WHAT TO WORK ON> Write out the records below word for word, please.

____ AVAILABLE DATA

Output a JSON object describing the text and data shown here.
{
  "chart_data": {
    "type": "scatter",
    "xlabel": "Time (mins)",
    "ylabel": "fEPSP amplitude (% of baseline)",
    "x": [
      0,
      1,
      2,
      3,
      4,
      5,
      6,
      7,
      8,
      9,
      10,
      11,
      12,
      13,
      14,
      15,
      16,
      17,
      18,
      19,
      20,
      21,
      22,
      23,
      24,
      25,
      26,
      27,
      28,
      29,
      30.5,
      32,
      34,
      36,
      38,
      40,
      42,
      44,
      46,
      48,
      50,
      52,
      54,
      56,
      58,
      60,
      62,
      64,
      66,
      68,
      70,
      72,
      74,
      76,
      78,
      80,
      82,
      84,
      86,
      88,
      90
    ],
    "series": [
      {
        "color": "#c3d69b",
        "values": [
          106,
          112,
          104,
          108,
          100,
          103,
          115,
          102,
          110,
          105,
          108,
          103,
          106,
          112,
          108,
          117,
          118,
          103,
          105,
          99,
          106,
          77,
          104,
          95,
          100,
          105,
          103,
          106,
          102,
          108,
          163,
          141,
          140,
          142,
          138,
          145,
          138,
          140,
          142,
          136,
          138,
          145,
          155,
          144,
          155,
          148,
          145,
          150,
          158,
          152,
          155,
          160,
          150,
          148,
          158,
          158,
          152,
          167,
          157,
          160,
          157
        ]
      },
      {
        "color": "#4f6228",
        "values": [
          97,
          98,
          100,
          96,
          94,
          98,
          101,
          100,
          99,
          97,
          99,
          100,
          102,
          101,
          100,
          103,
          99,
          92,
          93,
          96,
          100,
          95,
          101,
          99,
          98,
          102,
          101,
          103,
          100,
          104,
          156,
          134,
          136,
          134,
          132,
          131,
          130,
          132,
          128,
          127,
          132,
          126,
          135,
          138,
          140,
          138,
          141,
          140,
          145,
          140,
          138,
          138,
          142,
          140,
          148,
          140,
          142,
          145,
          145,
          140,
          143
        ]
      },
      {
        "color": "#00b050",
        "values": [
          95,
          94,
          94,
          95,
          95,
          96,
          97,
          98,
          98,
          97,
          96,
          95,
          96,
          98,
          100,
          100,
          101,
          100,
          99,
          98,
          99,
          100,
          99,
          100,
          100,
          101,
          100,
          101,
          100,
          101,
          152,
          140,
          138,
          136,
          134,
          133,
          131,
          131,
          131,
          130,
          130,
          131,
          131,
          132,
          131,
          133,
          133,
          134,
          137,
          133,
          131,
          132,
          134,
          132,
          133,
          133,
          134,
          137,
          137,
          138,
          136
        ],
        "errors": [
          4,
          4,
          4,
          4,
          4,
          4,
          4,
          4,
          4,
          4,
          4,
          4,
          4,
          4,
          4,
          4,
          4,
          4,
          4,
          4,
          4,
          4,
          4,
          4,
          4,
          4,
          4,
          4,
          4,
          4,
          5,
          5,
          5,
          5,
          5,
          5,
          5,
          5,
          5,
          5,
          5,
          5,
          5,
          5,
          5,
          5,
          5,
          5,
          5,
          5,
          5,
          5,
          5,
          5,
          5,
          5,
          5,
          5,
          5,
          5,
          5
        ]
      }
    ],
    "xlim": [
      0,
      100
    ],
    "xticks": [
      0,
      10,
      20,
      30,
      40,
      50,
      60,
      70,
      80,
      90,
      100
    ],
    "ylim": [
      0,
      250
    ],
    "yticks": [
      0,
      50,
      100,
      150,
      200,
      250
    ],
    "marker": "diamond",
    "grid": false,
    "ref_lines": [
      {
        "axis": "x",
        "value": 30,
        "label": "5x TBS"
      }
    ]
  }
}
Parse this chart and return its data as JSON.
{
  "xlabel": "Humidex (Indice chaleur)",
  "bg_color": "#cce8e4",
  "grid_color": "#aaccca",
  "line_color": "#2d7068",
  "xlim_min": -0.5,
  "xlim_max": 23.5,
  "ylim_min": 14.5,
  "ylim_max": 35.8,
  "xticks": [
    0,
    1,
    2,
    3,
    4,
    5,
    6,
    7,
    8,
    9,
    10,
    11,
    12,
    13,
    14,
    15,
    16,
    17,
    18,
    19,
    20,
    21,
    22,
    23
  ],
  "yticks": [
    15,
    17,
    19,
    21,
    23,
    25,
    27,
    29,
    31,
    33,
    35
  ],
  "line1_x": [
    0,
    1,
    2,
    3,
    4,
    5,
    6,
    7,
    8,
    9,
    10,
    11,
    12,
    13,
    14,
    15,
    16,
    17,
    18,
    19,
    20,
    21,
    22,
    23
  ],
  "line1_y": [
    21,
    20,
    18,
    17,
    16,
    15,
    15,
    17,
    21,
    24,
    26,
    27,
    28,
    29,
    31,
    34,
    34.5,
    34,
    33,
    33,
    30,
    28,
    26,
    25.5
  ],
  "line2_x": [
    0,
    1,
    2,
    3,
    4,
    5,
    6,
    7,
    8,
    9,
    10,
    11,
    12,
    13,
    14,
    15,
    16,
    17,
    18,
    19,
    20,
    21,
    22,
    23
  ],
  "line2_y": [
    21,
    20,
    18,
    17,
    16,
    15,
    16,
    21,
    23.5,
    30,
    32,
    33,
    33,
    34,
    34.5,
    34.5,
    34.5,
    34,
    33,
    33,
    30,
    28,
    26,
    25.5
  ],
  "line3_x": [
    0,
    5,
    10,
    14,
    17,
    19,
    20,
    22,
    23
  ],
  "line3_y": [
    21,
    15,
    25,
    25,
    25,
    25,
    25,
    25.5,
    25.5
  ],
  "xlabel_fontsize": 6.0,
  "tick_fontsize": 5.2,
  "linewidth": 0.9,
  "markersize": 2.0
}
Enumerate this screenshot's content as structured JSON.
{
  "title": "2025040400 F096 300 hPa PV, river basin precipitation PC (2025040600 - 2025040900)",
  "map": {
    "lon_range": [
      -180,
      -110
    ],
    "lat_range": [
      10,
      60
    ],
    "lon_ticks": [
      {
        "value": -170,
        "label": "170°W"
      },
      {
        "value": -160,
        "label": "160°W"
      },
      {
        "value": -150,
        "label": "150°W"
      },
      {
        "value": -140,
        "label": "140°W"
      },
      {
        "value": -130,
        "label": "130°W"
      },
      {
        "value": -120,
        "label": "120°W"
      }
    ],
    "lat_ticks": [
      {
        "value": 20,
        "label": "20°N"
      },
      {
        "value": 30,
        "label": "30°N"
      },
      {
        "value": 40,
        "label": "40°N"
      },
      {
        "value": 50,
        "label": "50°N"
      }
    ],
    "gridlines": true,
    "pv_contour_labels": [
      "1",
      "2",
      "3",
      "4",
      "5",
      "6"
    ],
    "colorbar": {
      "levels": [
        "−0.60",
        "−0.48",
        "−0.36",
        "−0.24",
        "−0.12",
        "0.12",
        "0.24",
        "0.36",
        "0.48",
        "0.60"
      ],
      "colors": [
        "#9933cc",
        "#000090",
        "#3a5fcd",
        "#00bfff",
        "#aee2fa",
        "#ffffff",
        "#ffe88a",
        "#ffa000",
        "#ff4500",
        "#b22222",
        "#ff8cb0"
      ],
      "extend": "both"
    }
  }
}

________

FINISHED ANSWER>
Output a JSON object describing the text and data shown here.
{
  "chart_data": {
    "type": "scatter",
    "xlabel": "Time (mins)",
    "ylabel": "fEPSP amplitude (% of baseline)",
    "x": [
      0,
      1,
      2,
      3,
      4,
      5,
      6,
      7,
      8,
      9,
      10,
      11,
      12,
      13,
      14,
      15,
      16,
      17,
      18,
      19,
      20,
      21,
      22,
      23,
      24,
      25,
      26,
      27,
      28,
      29,
      30.5,
      32,
      34,
      36,
      38,
      40,
      42,
      44,
      46,
      48,
      50,
      52,
      54,
      56,
      58,
      60,
      62,
      64,
      66,
      68,
      70,
      72,
      74,
      76,
      78,
      80,
      82,
      84,
      86,
      88,
      90
    ],
    "series": [
      {
        "color": "#c3d69b",
        "values": [
          106,
          112,
          104,
          108,
          100,
          103,
          115,
          102,
          110,
          105,
          108,
          103,
          106,
          112,
          108,
          117,
          118,
          103,
          105,
          99,
          106,
          77,
          104,
          95,
          100,
          105,
          103,
          106,
          102,
          108,
          163,
          141,
          140,
          142,
          138,
          145,
          138,
          140,
          142,
          136,
          138,
          145,
          155,
          144,
          155,
          148,
          145,
          150,
          158,
          152,
          155,
          160,
          150,
          148,
          158,
          158,
          152,
          167,
          157,
          160,
          157
        ]
      },
      {
        "color": "#4f6228",
        "values": [
          97,
          98,
          100,
          96,
          94,
          98,
          101,
          100,
          99,
          97,
          99,
          100,
          102,
          101,
          100,
          103,
          99,
          92,
          93,
          96,
          100,
          95,
          101,
          99,
          98,
          102,
          101,
          103,
          100,
          104,
          156,
          134,
          136,
          134,
          132,
          131,
          130,
          132,
          128,
          127,
          132,
          126,
          135,
          138,
          140,
          138,
          141,
          140,
          145,
          140,
          138,
          138,
          142,
          140,
          148,
          140,
          142,
          145,
          145,
          140,
          143
        ]
      },
      {
        "color": "#00b050",
        "values": [
          95,
          94,
          94,
          95,
          95,
          96,
          97,
          98,
          98,
          97,
          96,
          95,
          96,
          98,
          100,
          100,
          101,
          100,
          99,
          98,
          99,
          100,
          99,
          100,
          100,
          101,
          100,
          101,
          100,
          101,
          152,
          140,
          138,
          136,
          134,
          133,
          131,
          131,
          131,
          130,
          130,
          131,
          131,
          132,
          131,
          133,
          133,
          134,
          137,
          133,
          131,
          132,
          134,
          132,
          133,
          133,
          134,
          137,
          137,
          138,
          136
        ],
        "errors": [
          4,
          4,
          4,
          4,
          4,
          4,
          4,
          4,
          4,
          4,
          4,
          4,
          4,
          4,
          4,
          4,
          4,
          4,
          4,
          4,
          4,
          4,
          4,
          4,
          4,
          4,
          4,
          4,
          4,
          4,
          5,
          5,
          5,
          5,
          5,
          5,
          5,
          5,
          5,
          5,
          5,
          5,
          5,
          5,
          5,
          5,
          5,
          5,
          5,
          5,
          5,
          5,
          5,
          5,
          5,
          5,
          5,
          5,
          5,
          5,
          5
        ]
      }
    ],
    "xlim": [
      0,
      100
    ],
    "xticks": [
      0,
      10,
      20,
      30,
      40,
      50,
      60,
      70,
      80,
      90,
      100
    ],
    "ylim": [
      0,
      250
    ],
    "yticks": [
      0,
      50,
      100,
      150,
      200,
      250
    ],
    "marker": "diamond",
    "grid": false,
    "ref_lines": [
      {
        "axis": "x",
        "value": 30,
        "label": "5x TBS"
      }
    ]
  }
}
Parse this chart and return its data as JSON.
{
  "xlabel": "Humidex (Indice chaleur)",
  "bg_color": "#cce8e4",
  "grid_color": "#aaccca",
  "line_color": "#2d7068",
  "xlim_min": -0.5,
  "xlim_max": 23.5,
  "ylim_min": 14.5,
  "ylim_max": 35.8,
  "xticks": [
    0,
    1,
    2,
    3,
    4,
    5,
    6,
    7,
    8,
    9,
    10,
    11,
    12,
    13,
    14,
    15,
    16,
    17,
    18,
    19,
    20,
    21,
    22,
    23
  ],
  "yticks": [
    15,
    17,
    19,
    21,
    23,
    25,
    27,
    29,
    31,
    33,
    35
  ],
  "line1_x": [
    0,
    1,
    2,
    3,
    4,
    5,
    6,
    7,
    8,
    9,
    10,
    11,
    12,
    13,
    14,
    15,
    16,
    17,
    18,
    19,
    20,
    21,
    22,
    23
  ],
  "line1_y": [
    21,
    20,
    18,
    17,
    16,
    15,
    15,
    17,
    21,
    24,
    26,
    27,
    28,
    29,
    31,
    34,
    34.5,
    34,
    33,
    33,
    30,
    28,
    26,
    25.5
  ],
  "line2_x": [
    0,
    1,
    2,
    3,
    4,
    5,
    6,
    7,
    8,
    9,
    10,
    11,
    12,
    13,
    14,
    15,
    16,
    17,
    18,
    19,
    20,
    21,
    22,
    23
  ],
  "line2_y": [
    21,
    20,
    18,
    17,
    16,
    15,
    16,
    21,
    23.5,
    30,
    32,
    33,
    33,
    34,
    34.5,
    34.5,
    34.5,
    34,
    33,
    33,
    30,
    28,
    26,
    25.5
  ],
  "line3_x": [
    0,
    5,
    10,
    14,
    17,
    19,
    20,
    22,
    23
  ],
  "line3_y": [
    21,
    15,
    25,
    25,
    25,
    25,
    25,
    25.5,
    25.5
  ],
  "xlabel_fontsize": 6.0,
  "tick_fontsize": 5.2,
  "linewidth": 0.9,
  "markersize": 2.0
}
Enumerate this screenshot's content as structured JSON.
{
  "title": "2025040400 F096 300 hPa PV, river basin precipitation PC (2025040600 - 2025040900)",
  "map": {
    "lon_range": [
      -180,
      -110
    ],
    "lat_range": [
      10,
      60
    ],
    "lon_ticks": [
      {
        "value": -170,
        "label": "170°W"
      },
      {
        "value": -160,
        "label": "160°W"
      },
      {
        "value": -150,
        "label": "150°W"
      },
      {
        "value": -140,
        "label": "140°W"
      },
      {
        "value": -130,
        "label": "130°W"
      },
      {
        "value": -120,
        "label": "120°W"
      }
    ],
    "lat_ticks": [
      {
        "value": 20,
        "label": "20°N"
      },
      {
        "value": 30,
        "label": "30°N"
      },
      {
        "value": 40,
        "label": "40°N"
      },
      {
        "value": 50,
        "label": "50°N"
      }
    ],
    "gridlines": true,
    "pv_contour_labels": [
      "1",
      "2",
      "3",
      "4",
      "5",
      "6"
    ],
    "colorbar": {
      "levels": [
        "−0.60",
        "−0.48",
        "−0.36",
        "−0.24",
        "−0.12",
        "0.12",
        "0.24",
        "0.36",
        "0.48",
        "0.60"
      ],
      "colors": [
        "#9933cc",
        "#000090",
        "#3a5fcd",
        "#00bfff",
        "#aee2fa",
        "#ffffff",
        "#ffe88a",
        "#ffa000",
        "#ff4500",
        "#b22222",
        "#ff8cb0"
      ],
      "extend": "both"
    }
  }
}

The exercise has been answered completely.